Requirements » Find how many lines in the material hold the word "identisch", then state that number and nothing more.

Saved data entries

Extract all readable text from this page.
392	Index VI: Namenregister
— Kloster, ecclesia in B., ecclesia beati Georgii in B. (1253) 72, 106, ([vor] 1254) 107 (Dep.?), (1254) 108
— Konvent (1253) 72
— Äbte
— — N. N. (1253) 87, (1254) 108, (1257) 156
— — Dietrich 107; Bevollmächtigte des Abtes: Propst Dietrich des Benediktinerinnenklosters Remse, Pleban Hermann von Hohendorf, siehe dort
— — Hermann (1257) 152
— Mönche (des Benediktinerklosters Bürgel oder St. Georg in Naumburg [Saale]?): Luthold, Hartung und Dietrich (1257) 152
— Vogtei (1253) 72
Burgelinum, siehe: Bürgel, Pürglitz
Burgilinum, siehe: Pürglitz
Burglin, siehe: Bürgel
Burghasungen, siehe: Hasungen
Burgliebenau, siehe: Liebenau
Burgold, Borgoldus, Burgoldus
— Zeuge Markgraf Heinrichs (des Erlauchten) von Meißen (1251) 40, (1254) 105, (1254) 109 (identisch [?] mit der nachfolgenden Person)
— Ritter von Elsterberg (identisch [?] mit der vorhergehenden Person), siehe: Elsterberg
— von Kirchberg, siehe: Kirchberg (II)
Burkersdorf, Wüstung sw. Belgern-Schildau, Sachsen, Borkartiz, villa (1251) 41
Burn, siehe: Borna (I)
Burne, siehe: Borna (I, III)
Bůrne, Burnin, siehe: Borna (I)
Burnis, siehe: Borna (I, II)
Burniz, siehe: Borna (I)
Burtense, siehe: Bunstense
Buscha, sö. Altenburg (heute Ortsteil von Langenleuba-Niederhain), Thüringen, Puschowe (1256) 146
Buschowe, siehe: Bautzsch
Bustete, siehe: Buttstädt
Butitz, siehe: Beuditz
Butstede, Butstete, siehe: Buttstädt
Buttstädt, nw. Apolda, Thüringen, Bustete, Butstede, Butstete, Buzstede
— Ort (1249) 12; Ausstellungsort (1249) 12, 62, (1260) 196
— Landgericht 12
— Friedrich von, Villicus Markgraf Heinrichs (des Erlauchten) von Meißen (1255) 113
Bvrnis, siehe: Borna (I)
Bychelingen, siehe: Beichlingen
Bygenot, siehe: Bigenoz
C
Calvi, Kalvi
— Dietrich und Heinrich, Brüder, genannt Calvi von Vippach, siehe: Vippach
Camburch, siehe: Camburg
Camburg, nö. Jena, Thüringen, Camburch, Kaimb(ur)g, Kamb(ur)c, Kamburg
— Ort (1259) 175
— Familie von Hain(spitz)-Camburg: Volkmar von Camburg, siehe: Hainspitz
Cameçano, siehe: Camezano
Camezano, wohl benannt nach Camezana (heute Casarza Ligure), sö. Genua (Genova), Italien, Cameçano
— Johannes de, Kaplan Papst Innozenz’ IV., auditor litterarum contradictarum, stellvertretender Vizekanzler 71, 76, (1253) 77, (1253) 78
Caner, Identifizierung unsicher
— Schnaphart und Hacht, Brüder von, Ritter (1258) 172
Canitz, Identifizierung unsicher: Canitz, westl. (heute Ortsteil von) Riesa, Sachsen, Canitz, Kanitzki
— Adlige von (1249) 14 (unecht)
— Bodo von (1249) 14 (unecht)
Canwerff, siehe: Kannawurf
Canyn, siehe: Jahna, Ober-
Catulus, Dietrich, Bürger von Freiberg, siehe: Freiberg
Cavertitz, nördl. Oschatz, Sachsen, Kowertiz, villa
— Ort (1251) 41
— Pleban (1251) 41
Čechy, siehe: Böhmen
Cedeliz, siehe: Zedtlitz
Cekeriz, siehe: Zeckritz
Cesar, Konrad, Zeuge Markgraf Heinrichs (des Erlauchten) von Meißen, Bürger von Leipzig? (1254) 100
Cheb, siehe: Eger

Output of the task » 2